[MATERIAL TO PROCESS]:
________

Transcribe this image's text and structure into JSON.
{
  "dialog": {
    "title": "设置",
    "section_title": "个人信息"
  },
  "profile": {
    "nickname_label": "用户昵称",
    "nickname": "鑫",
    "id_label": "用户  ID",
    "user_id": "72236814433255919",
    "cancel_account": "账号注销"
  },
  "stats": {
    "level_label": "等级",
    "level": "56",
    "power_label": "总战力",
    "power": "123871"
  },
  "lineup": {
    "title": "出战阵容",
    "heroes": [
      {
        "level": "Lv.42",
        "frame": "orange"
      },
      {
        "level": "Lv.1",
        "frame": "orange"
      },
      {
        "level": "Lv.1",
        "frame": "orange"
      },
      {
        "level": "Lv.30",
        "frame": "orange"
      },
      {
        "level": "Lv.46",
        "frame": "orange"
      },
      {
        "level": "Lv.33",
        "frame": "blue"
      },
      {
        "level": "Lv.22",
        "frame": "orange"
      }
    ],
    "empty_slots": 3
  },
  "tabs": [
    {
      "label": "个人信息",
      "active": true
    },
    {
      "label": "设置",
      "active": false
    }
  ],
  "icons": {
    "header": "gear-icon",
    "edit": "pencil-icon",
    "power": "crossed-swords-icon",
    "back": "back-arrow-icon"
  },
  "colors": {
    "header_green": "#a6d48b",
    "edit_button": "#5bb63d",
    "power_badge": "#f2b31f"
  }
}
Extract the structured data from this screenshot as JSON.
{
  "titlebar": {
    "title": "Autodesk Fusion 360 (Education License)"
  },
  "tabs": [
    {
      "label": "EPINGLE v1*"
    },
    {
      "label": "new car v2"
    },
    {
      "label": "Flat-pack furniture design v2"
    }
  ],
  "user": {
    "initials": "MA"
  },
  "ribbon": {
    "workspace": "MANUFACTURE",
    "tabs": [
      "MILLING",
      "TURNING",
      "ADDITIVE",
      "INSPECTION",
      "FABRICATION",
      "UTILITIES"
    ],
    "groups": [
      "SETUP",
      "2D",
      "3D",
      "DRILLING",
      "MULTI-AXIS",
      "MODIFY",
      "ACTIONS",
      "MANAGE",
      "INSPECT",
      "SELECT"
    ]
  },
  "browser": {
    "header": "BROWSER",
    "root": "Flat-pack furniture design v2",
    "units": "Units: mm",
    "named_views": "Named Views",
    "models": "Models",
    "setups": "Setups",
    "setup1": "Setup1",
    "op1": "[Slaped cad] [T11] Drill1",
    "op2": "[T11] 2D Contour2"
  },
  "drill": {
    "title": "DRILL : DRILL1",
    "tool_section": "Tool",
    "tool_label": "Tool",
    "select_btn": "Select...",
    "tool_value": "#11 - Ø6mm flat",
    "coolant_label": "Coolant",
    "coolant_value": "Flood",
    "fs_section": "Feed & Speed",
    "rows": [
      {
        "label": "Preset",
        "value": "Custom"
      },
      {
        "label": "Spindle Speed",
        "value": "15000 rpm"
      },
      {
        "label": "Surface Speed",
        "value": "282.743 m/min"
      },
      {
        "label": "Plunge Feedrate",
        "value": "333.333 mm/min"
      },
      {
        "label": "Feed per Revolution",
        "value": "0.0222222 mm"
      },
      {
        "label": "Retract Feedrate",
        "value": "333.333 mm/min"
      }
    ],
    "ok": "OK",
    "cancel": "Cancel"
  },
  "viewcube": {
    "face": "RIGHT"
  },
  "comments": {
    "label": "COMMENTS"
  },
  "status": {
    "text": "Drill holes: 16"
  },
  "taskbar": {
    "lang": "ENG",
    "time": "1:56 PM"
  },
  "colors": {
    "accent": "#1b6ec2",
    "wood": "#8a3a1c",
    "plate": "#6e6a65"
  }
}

________

[EXERCISE AIM]: Identify and copy lines that hold the string "furniture".

[RESULT OF THE TASK]:
      "label": "Flat-pack furniture design v2"
    "root": "Flat-pack furniture design v2",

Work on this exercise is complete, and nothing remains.